[YOUR OBJECTIVE] The records that follow are to be repeated without alteration.

[LISTED ENTRIES]
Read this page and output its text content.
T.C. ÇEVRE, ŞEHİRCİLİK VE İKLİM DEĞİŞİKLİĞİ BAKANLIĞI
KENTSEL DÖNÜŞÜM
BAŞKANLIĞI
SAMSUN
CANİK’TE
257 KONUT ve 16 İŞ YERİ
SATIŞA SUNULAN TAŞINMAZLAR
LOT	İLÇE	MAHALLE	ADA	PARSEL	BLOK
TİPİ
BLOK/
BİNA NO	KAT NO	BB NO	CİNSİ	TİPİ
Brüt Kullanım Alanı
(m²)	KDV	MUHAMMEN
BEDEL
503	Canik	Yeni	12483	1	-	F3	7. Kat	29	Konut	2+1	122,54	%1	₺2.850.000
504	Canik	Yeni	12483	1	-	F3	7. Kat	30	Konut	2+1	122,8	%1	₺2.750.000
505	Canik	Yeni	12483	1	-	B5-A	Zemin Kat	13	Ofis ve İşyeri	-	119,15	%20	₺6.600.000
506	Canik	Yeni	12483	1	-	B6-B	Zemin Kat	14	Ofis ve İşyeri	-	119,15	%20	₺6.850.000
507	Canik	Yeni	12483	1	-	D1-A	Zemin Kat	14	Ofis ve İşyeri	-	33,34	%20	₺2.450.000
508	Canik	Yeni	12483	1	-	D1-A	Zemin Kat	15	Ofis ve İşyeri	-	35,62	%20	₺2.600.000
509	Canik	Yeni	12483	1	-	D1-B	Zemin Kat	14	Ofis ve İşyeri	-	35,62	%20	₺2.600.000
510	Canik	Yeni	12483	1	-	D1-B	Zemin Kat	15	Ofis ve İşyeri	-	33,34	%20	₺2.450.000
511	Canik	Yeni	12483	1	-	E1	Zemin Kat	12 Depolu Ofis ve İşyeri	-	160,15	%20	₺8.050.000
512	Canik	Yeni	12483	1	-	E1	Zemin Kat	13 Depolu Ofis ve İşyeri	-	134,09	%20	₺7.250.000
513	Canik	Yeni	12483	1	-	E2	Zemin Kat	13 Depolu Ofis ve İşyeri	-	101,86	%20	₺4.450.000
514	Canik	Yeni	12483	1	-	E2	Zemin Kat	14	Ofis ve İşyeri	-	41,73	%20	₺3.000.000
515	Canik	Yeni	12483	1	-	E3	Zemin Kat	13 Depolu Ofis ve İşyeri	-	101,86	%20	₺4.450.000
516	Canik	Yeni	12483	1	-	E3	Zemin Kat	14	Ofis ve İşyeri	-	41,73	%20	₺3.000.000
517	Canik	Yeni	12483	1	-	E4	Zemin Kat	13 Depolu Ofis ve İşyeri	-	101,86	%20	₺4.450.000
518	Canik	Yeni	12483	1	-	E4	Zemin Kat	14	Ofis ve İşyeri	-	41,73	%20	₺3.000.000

[RESULT OF THIS EXERCISE]
Read this page and output its text content.
T.C. ÇEVRE, ŞEHİRCİLİK VE İKLİM DEĞİŞİKLİĞİ BAKANLIĞI
KENTSEL DÖNÜŞÜM
BAŞKANLIĞI
SAMSUN
CANİK’TE
257 KONUT ve 16 İŞ YERİ
SATIŞA SUNULAN TAŞINMAZLAR
LOT	İLÇE	MAHALLE	ADA	PARSEL	BLOK
TİPİ
BLOK/
BİNA NO	KAT NO	BB NO	CİNSİ	TİPİ
Brüt Kullanım Alanı
(m²)	KDV	MUHAMMEN
BEDEL
503	Canik	Yeni	12483	1	-	F3	7. Kat	29	Konut	2+1	122,54	%1	₺2.850.000
504	Canik	Yeni	12483	1	-	F3	7. Kat	30	Konut	2+1	122,8	%1	₺2.750.000
505	Canik	Yeni	12483	1	-	B5-A	Zemin Kat	13	Ofis ve İşyeri	-	119,15	%20	₺6.600.000
506	Canik	Yeni	12483	1	-	B6-B	Zemin Kat	14	Ofis ve İşyeri	-	119,15	%20	₺6.850.000
507	Canik	Yeni	12483	1	-	D1-A	Zemin Kat	14	Ofis ve İşyeri	-	33,34	%20	₺2.450.000
508	Canik	Yeni	12483	1	-	D1-A	Zemin Kat	15	Ofis ve İşyeri	-	35,62	%20	₺2.600.000
509	Canik	Yeni	12483	1	-	D1-B	Zemin Kat	14	Ofis ve İşyeri	-	35,62	%20	₺2.600.000
510	Canik	Yeni	12483	1	-	D1-B	Zemin Kat	15	Ofis ve İşyeri	-	33,34	%20	₺2.450.000
511	Canik	Yeni	12483	1	-	E1	Zemin Kat	12 Depolu Ofis ve İşyeri	-	160,15	%20	₺8.050.000
512	Canik	Yeni	12483	1	-	E1	Zemin Kat	13 Depolu Ofis ve İşyeri	-	134,09	%20	₺7.250.000
513	Canik	Yeni	12483	1	-	E2	Zemin Kat	13 Depolu Ofis ve İşyeri	-	101,86	%20	₺4.450.000
514	Canik	Yeni	12483	1	-	E2	Zemin Kat	14	Ofis ve İşyeri	-	41,73	%20	₺3.000.000
515	Canik	Yeni	12483	1	-	E3	Zemin Kat	13 Depolu Ofis ve İşyeri	-	101,86	%20	₺4.450.000
516	Canik	Yeni	12483	1	-	E3	Zemin Kat	14	Ofis ve İşyeri	-	41,73	%20	₺3.000.000
517	Canik	Yeni	12483	1	-	E4	Zemin Kat	13 Depolu Ofis ve İşyeri	-	101,86	%20	₺4.450.000
518	Canik	Yeni	12483	1	-	E4	Zemin Kat	14	Ofis ve İşyeri	-	41,73	%20	₺3.000.000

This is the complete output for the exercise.